- [Work required]: Look through the data below. Pick out the lines holding the string "this".

* * *

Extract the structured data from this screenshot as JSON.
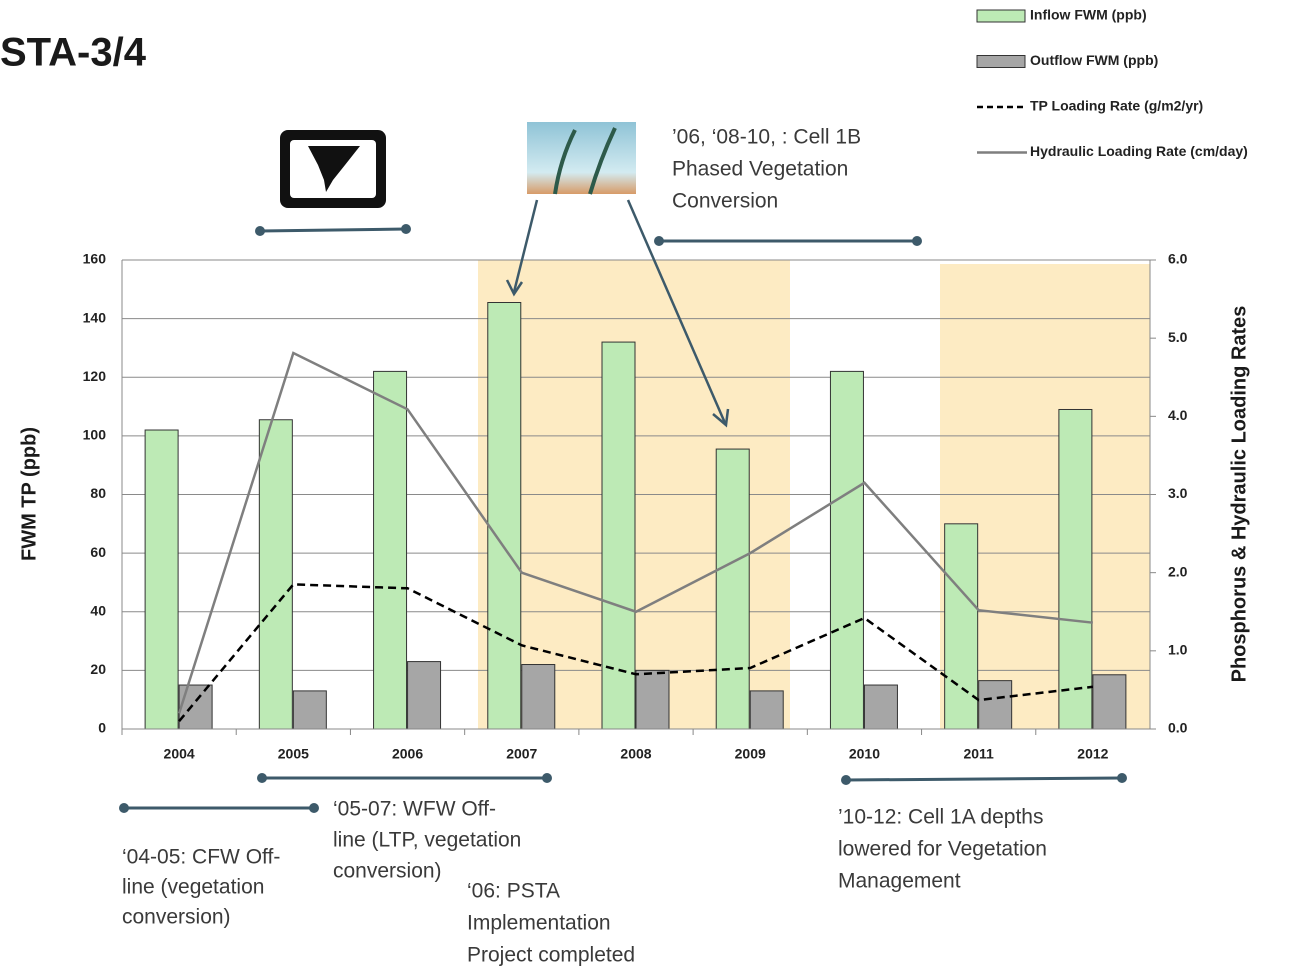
{
  "title": "STA-3/4",
  "chart_data": {
    "type": "bar",
    "categories": [
      "2004",
      "2005",
      "2006",
      "2007",
      "2008",
      "2009",
      "2010",
      "2011",
      "2012"
    ],
    "y_label": "FWM TP (ppb)",
    "y2_label": "Phosphorus & Hydraulic Loading Rates",
    "ylim": [
      0,
      160
    ],
    "yticks": [
      0,
      20,
      40,
      60,
      80,
      100,
      120,
      140,
      160
    ],
    "y2lim": [
      0,
      6
    ],
    "y2ticks": [
      {
        "value": 0,
        "label": "0.0"
      },
      {
        "value": 1,
        "label": "1.0"
      },
      {
        "value": 2,
        "label": "2.0"
      },
      {
        "value": 3,
        "label": "3.0"
      },
      {
        "value": 4,
        "label": "4.0"
      },
      {
        "value": 5,
        "label": "5.0"
      },
      {
        "value": 6,
        "label": "6.0"
      }
    ],
    "grid": true,
    "series": [
      {
        "name": "Inflow FWM (ppb)",
        "type": "bar",
        "color": "#bdeab5",
        "values": [
          102,
          105.5,
          122,
          145.5,
          132,
          95.5,
          122,
          70,
          109
        ]
      },
      {
        "name": "Outflow FWM (ppb)",
        "type": "bar",
        "color": "#a6a6a6",
        "values": [
          15,
          13,
          23,
          22,
          20,
          13,
          15,
          16.5,
          18.5
        ]
      },
      {
        "name": "TP Loading Rate (g/m2/yr)",
        "type": "line",
        "dash": true,
        "axis": "y2",
        "color": "#000000",
        "values": [
          0.1,
          1.85,
          1.8,
          1.07,
          0.7,
          0.78,
          1.42,
          0.37,
          0.54
        ]
      },
      {
        "name": "Hydraulic Loading Rate (cm/day)",
        "type": "line",
        "axis": "y2",
        "color": "#7f7f7f",
        "values": [
          0.2,
          4.81,
          4.09,
          2.0,
          1.5,
          2.25,
          3.15,
          1.52,
          1.36
        ]
      }
    ]
  },
  "annotations": [
    {
      "lines": [
        "’06, ‘08-10, : Cell 1B",
        "Phased Vegetation",
        "Conversion"
      ]
    },
    {
      "lines": [
        "‘04-05: CFW Off-",
        "line (vegetation",
        "conversion)"
      ]
    },
    {
      "lines": [
        "‘05-07: WFW Off-",
        "line (LTP, vegetation",
        "conversion)"
      ]
    },
    {
      "lines": [
        "‘06: PSTA",
        "Implementation",
        "Project completed"
      ]
    },
    {
      "lines": [
        "’10-12: Cell 1A depths",
        "lowered for Vegetation",
        "Management"
      ]
    }
  ]
}
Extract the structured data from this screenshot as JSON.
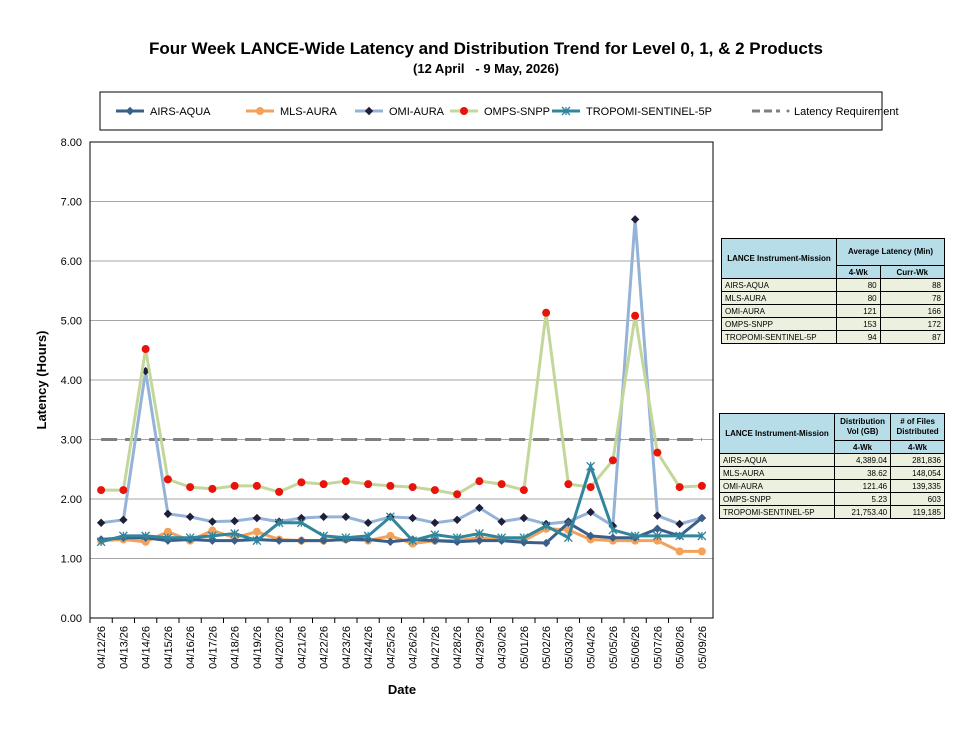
{
  "chart_data": {
    "type": "line",
    "title": "Four Week LANCE-Wide Latency and Distribution Trend for Level 0, 1, & 2 Products",
    "subtitle": "(12 April   - 9 May, 2026)",
    "xlabel": "Date",
    "ylabel": "Latency (Hours)",
    "ylim": [
      0,
      8
    ],
    "yticks": [
      "0.00",
      "1.00",
      "2.00",
      "3.00",
      "4.00",
      "5.00",
      "6.00",
      "7.00",
      "8.00"
    ],
    "grid": true,
    "legend_position": "top",
    "categories": [
      "04/12/26",
      "04/13/26",
      "04/14/26",
      "04/15/26",
      "04/16/26",
      "04/17/26",
      "04/18/26",
      "04/19/26",
      "04/20/26",
      "04/21/26",
      "04/22/26",
      "04/23/26",
      "04/24/26",
      "04/25/26",
      "04/26/26",
      "04/27/26",
      "04/28/26",
      "04/29/26",
      "04/30/26",
      "05/01/26",
      "05/02/26",
      "05/03/26",
      "05/04/26",
      "05/05/26",
      "05/06/26",
      "05/07/26",
      "05/08/26",
      "05/09/26"
    ],
    "series": [
      {
        "name": "AIRS-AQUA",
        "color": "#3a5f8a",
        "marker": "diamond",
        "values": [
          1.32,
          1.35,
          1.35,
          1.3,
          1.32,
          1.3,
          1.3,
          1.32,
          1.3,
          1.3,
          1.3,
          1.32,
          1.32,
          1.28,
          1.32,
          1.3,
          1.28,
          1.3,
          1.3,
          1.27,
          1.26,
          1.6,
          1.38,
          1.35,
          1.35,
          1.5,
          1.38,
          1.68
        ]
      },
      {
        "name": "MLS-AURA",
        "color": "#f4a259",
        "marker": "circle",
        "values": [
          1.3,
          1.32,
          1.28,
          1.45,
          1.3,
          1.47,
          1.35,
          1.45,
          1.32,
          1.3,
          1.3,
          1.32,
          1.3,
          1.38,
          1.25,
          1.3,
          1.3,
          1.35,
          1.32,
          1.3,
          1.5,
          1.48,
          1.32,
          1.3,
          1.3,
          1.3,
          1.12,
          1.12
        ]
      },
      {
        "name": "OMI-AURA",
        "color": "#95b3d7",
        "marker": "diamond-dark",
        "values": [
          1.6,
          1.65,
          4.15,
          1.75,
          1.7,
          1.62,
          1.63,
          1.68,
          1.62,
          1.68,
          1.7,
          1.7,
          1.6,
          1.7,
          1.68,
          1.6,
          1.65,
          1.85,
          1.62,
          1.68,
          1.58,
          1.62,
          1.78,
          1.55,
          6.7,
          1.72,
          1.58,
          1.68
        ]
      },
      {
        "name": "OMPS-SNPP",
        "color": "#c4d79b",
        "marker": "dot-red",
        "values": [
          2.15,
          2.15,
          4.52,
          2.33,
          2.2,
          2.17,
          2.22,
          2.22,
          2.12,
          2.28,
          2.25,
          2.3,
          2.25,
          2.22,
          2.2,
          2.15,
          2.08,
          2.3,
          2.25,
          2.15,
          5.13,
          2.25,
          2.2,
          2.65,
          5.08,
          2.78,
          2.2,
          2.22
        ]
      },
      {
        "name": "TROPOMI-SENTINEL-5P",
        "color": "#31859c",
        "marker": "star",
        "values": [
          1.28,
          1.38,
          1.38,
          1.35,
          1.35,
          1.38,
          1.42,
          1.3,
          1.6,
          1.6,
          1.38,
          1.35,
          1.38,
          1.7,
          1.3,
          1.4,
          1.35,
          1.42,
          1.35,
          1.35,
          1.55,
          1.35,
          2.55,
          1.48,
          1.38,
          1.38,
          1.38,
          1.38
        ]
      },
      {
        "name": "Latency Requirement",
        "color": "#7f7f7f",
        "marker": "dashed",
        "values": [
          3,
          3,
          3,
          3,
          3,
          3,
          3,
          3,
          3,
          3,
          3,
          3,
          3,
          3,
          3,
          3,
          3,
          3,
          3,
          3,
          3,
          3,
          3,
          3,
          3,
          3,
          3,
          3
        ]
      }
    ]
  },
  "latency_table": {
    "header_mission": "LANCE Instrument-Mission",
    "header_group": "Average Latency (Min)",
    "col1": "4-Wk",
    "col2": "Curr-Wk",
    "rows": [
      {
        "name": "AIRS-AQUA",
        "v1": "80",
        "v2": "88"
      },
      {
        "name": "MLS-AURA",
        "v1": "80",
        "v2": "78"
      },
      {
        "name": "OMI-AURA",
        "v1": "121",
        "v2": "166"
      },
      {
        "name": "OMPS-SNPP",
        "v1": "153",
        "v2": "172"
      },
      {
        "name": "TROPOMI-SENTINEL-5P",
        "v1": "94",
        "v2": "87"
      }
    ]
  },
  "distribution_table": {
    "header_mission": "LANCE Instrument-Mission",
    "header_vol": "Distribution Vol (GB)",
    "header_files": "# of Files Distributed",
    "col1": "4-Wk",
    "col2": "4-Wk",
    "rows": [
      {
        "name": "AIRS-AQUA",
        "v1": "4,389.04",
        "v2": "281,836"
      },
      {
        "name": "MLS-AURA",
        "v1": "38.62",
        "v2": "148,054"
      },
      {
        "name": "OMI-AURA",
        "v1": "121.46",
        "v2": "139,335"
      },
      {
        "name": "OMPS-SNPP",
        "v1": "5.23",
        "v2": "603"
      },
      {
        "name": "TROPOMI-SENTINEL-5P",
        "v1": "21,753.40",
        "v2": "119,185"
      }
    ]
  }
}
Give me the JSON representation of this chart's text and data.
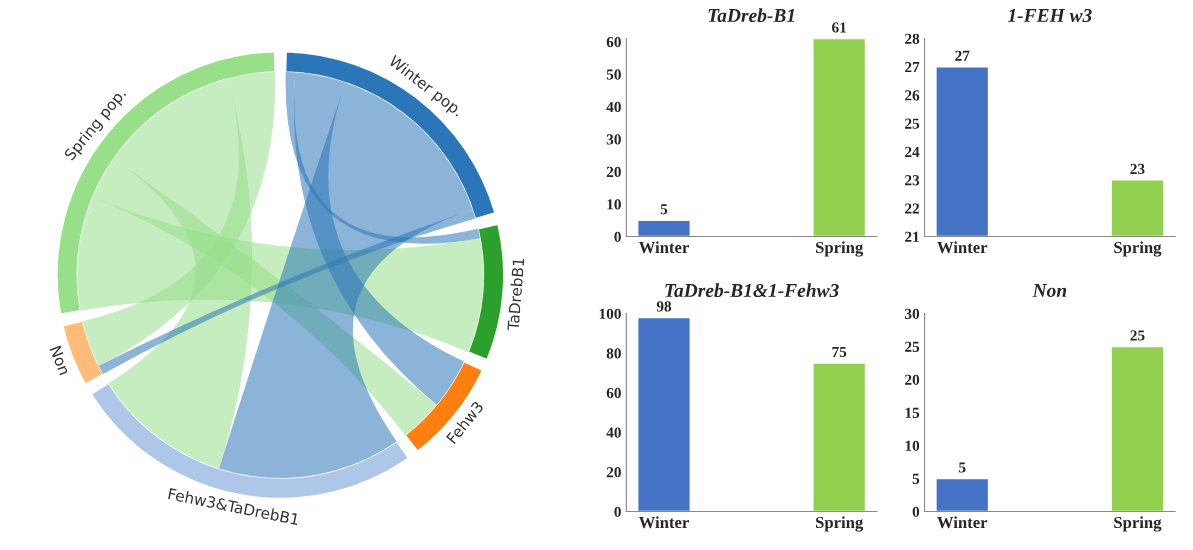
{
  "chart_data": [
    {
      "type": "other",
      "categories": [
        "Winter pop.",
        "TaDrebB1",
        "Fehw3",
        "Fehw3&TaDrebB1",
        "Non",
        "Spring pop."
      ],
      "colors": [
        "#2b76b8",
        "#2ca02c",
        "#ff7f0e",
        "#aec7e8",
        "#ffbb78",
        "#98df8a"
      ]
    },
    {
      "type": "bar",
      "title": "TaDreb-B1",
      "categories": [
        "Winter",
        "Spring"
      ],
      "values": [
        5,
        61
      ],
      "colors": [
        "#4472c4",
        "#92d050"
      ],
      "ylim": [
        0,
        61
      ],
      "yticks": [
        0,
        10,
        20,
        30,
        40,
        50,
        60
      ],
      "data_labels": true,
      "grid": false,
      "legend": false
    },
    {
      "type": "bar",
      "title": "1-FEH w3",
      "categories": [
        "Winter",
        "Spring"
      ],
      "values": [
        27,
        23
      ],
      "colors": [
        "#4472c4",
        "#92d050"
      ],
      "ylim": [
        21,
        28
      ],
      "yticks": [
        21,
        22,
        23,
        24,
        25,
        26,
        27,
        28
      ],
      "data_labels": true,
      "grid": false,
      "legend": false
    },
    {
      "type": "bar",
      "title": "TaDreb-B1&1-Fehw3",
      "categories": [
        "Winter",
        "Spring"
      ],
      "values": [
        98,
        75
      ],
      "colors": [
        "#4472c4",
        "#92d050"
      ],
      "ylim": [
        0,
        100
      ],
      "yticks": [
        0,
        20,
        40,
        60,
        80,
        100
      ],
      "data_labels": true,
      "grid": false,
      "legend": false
    },
    {
      "type": "bar",
      "title": "Non",
      "categories": [
        "Winter",
        "Spring"
      ],
      "values": [
        5,
        25
      ],
      "colors": [
        "#4472c4",
        "#92d050"
      ],
      "ylim": [
        0,
        30
      ],
      "yticks": [
        0,
        5,
        10,
        15,
        20,
        25,
        30
      ],
      "data_labels": true,
      "grid": false,
      "legend": false
    }
  ]
}
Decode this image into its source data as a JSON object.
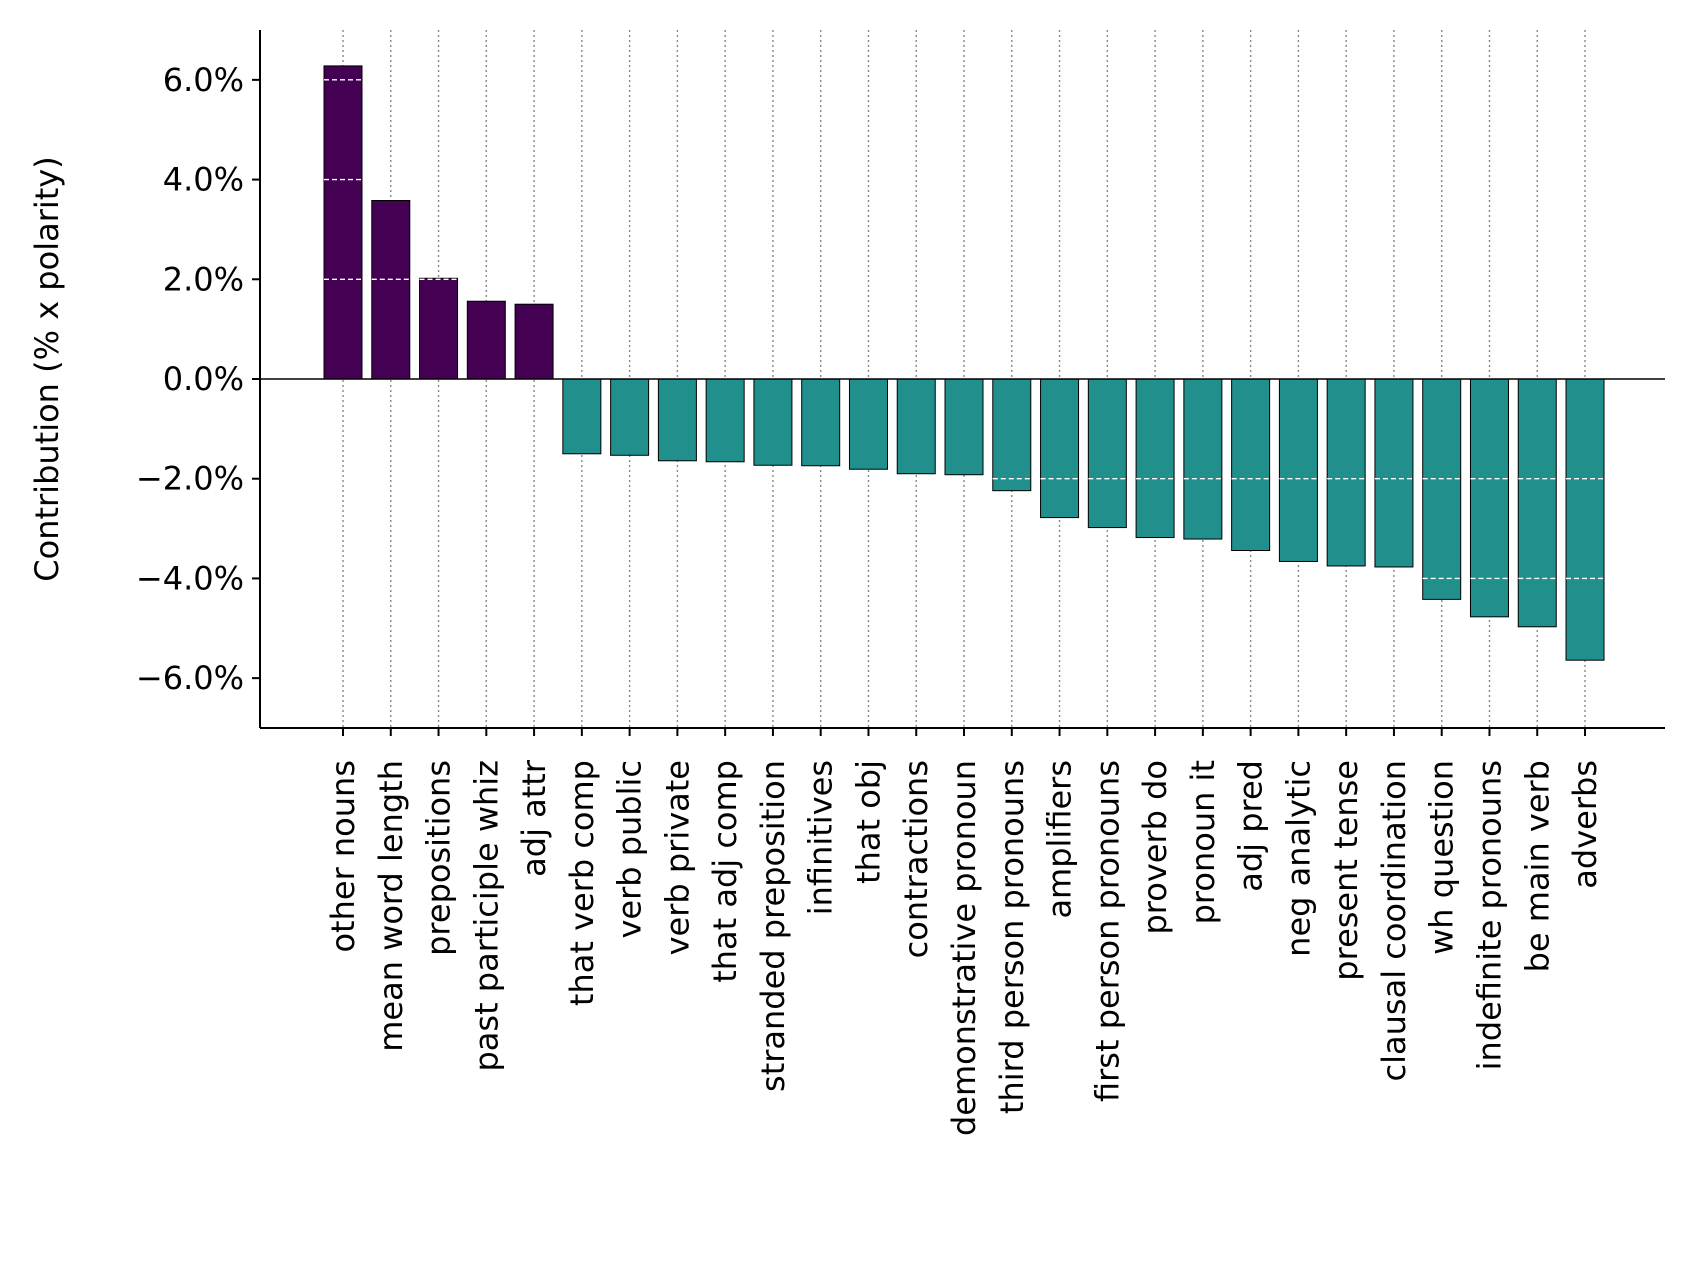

* * *

- [Exercise result]:
Extract the structured data from this screenshot as JSON.
Extract the structured data from this screenshot as JSON.
Give me the JSON representation of this chart's text and data.
Decode this image into its source data as a JSON object.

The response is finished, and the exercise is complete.